**** Supplied data ****
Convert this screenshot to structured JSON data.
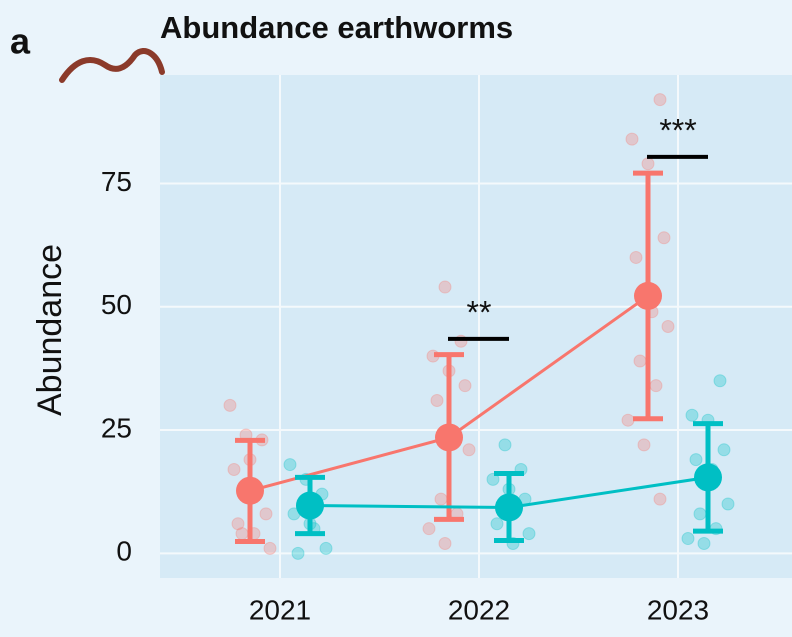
{
  "chart_data": {
    "type": "line",
    "panel_label": "a",
    "title": "Abundance earthworms",
    "y_label": "Abundance",
    "categories": [
      "2021",
      "2022",
      "2023"
    ],
    "series": [
      {
        "color": "#f8766d",
        "values": [
          12.7,
          23.5,
          52.2
        ],
        "upper": [
          22.9,
          40.3,
          77.1
        ],
        "lower": [
          2.4,
          6.9,
          27.3
        ],
        "points": [
          [
            30,
            24,
            23,
            17,
            19,
            8,
            6,
            4,
            1,
            4
          ],
          [
            54,
            43,
            40,
            37,
            34,
            31,
            24,
            21,
            11,
            8,
            5,
            2
          ],
          [
            92,
            84,
            79,
            64,
            60,
            49,
            46,
            39,
            34,
            27,
            22,
            11
          ]
        ]
      },
      {
        "color": "#00bfc4",
        "values": [
          9.7,
          9.3,
          15.4
        ],
        "upper": [
          15.4,
          16.2,
          26.3
        ],
        "lower": [
          4.0,
          2.6,
          4.5
        ],
        "points": [
          [
            18,
            15,
            12,
            8,
            6,
            1,
            0,
            5
          ],
          [
            22,
            17,
            15,
            13,
            11,
            6,
            2,
            4
          ],
          [
            35,
            28,
            27,
            21,
            19,
            17,
            10,
            8,
            5,
            3,
            2
          ]
        ]
      }
    ],
    "annotations": [
      {
        "text": "**",
        "category": "2022",
        "y": 43.5
      },
      {
        "text": "***",
        "category": "2023",
        "y": 80.4
      }
    ],
    "ylim": [
      -5,
      97
    ],
    "yticks": [
      0,
      25,
      50,
      75
    ],
    "grid": true
  }
}
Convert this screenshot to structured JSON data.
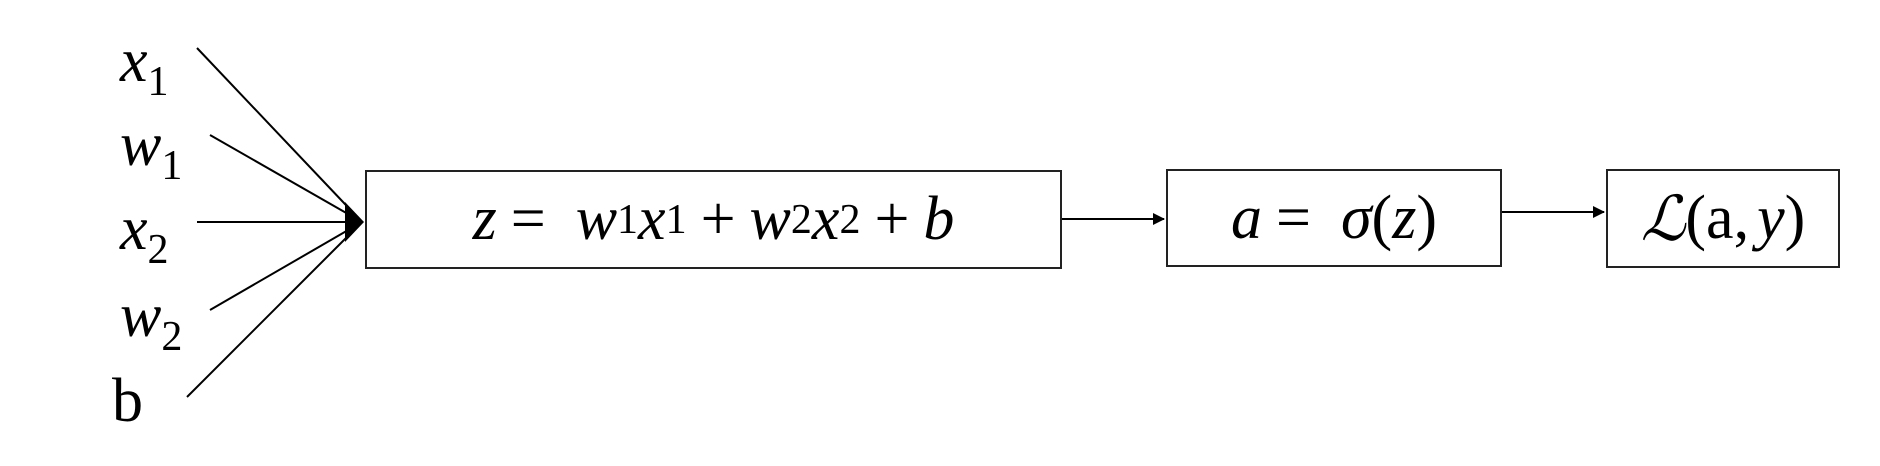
{
  "inputs": {
    "x1": {
      "symbol": "x",
      "sub": "1"
    },
    "w1": {
      "symbol": "w",
      "sub": "1"
    },
    "x2": {
      "symbol": "x",
      "sub": "2"
    },
    "w2": {
      "symbol": "w",
      "sub": "2"
    },
    "b": {
      "symbol": "b"
    }
  },
  "linear_box": {
    "z": "z",
    "eq": "=",
    "w1": "w",
    "w1_sub": "1",
    "x1": "x",
    "x1_sub": "1",
    "plus1": "+",
    "w2": "w",
    "w2_sub": "2",
    "x2": "x",
    "x2_sub": "2",
    "plus2": "+",
    "b": "b"
  },
  "activation_box": {
    "a": "a",
    "eq": "=",
    "sigma": "σ",
    "open": "(",
    "z": "z",
    "close": ")"
  },
  "loss_box": {
    "L": "ℒ",
    "open": "(",
    "a": "a",
    "comma": ",",
    "y": "y",
    "close": ")"
  }
}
****
Aim of the exercise: Omit the images and transcribe all of the records above word for word.

Solution to this task:
Convert this screenshot to structured JSON data.
{
  "chart_data": {
    "type": "line",
    "panel_label": "a",
    "title": "Abundance earthworms",
    "y_label": "Abundance",
    "categories": [
      "2021",
      "2022",
      "2023"
    ],
    "series": [
      {
        "color": "#f8766d",
        "values": [
          12.7,
          23.5,
          52.2
        ],
        "upper": [
          22.9,
          40.3,
          77.1
        ],
        "lower": [
          2.4,
          6.9,
          27.3
        ],
        "points": [
          [
            30,
            24,
            23,
            17,
            19,
            8,
            6,
            4,
            1,
            4
          ],
          [
            54,
            43,
            40,
            37,
            34,
            31,
            24,
            21,
            11,
            8,
            5,
            2
          ],
          [
            92,
            84,
            79,
            64,
            60,
            49,
            46,
            39,
            34,
            27,
            22,
            11
          ]
        ]
      },
      {
        "color": "#00bfc4",
        "values": [
          9.7,
          9.3,
          15.4
        ],
        "upper": [
          15.4,
          16.2,
          26.3
        ],
        "lower": [
          4.0,
          2.6,
          4.5
        ],
        "points": [
          [
            18,
            15,
            12,
            8,
            6,
            1,
            0,
            5
          ],
          [
            22,
            17,
            15,
            13,
            11,
            6,
            2,
            4
          ],
          [
            35,
            28,
            27,
            21,
            19,
            17,
            10,
            8,
            5,
            3,
            2
          ]
        ]
      }
    ],
    "annotations": [
      {
        "text": "**",
        "category": "2022",
        "y": 43.5
      },
      {
        "text": "***",
        "category": "2023",
        "y": 80.4
      }
    ],
    "ylim": [
      -5,
      97
    ],
    "yticks": [
      0,
      25,
      50,
      75
    ],
    "grid": true
  }
}
Convert this screenshot to structured JSON data.
{
  "inputs": {
    "x1": {
      "symbol": "x",
      "sub": "1"
    },
    "w1": {
      "symbol": "w",
      "sub": "1"
    },
    "x2": {
      "symbol": "x",
      "sub": "2"
    },
    "w2": {
      "symbol": "w",
      "sub": "2"
    },
    "b": {
      "symbol": "b"
    }
  },
  "linear_box": {
    "z": "z",
    "eq": "=",
    "w1": "w",
    "w1_sub": "1",
    "x1": "x",
    "x1_sub": "1",
    "plus1": "+",
    "w2": "w",
    "w2_sub": "2",
    "x2": "x",
    "x2_sub": "2",
    "plus2": "+",
    "b": "b"
  },
  "activation_box": {
    "a": "a",
    "eq": "=",
    "sigma": "σ",
    "open": "(",
    "z": "z",
    "close": ")"
  },
  "loss_box": {
    "L": "ℒ",
    "open": "(",
    "a": "a",
    "comma": ",",
    "y": "y",
    "close": ")"
  }
}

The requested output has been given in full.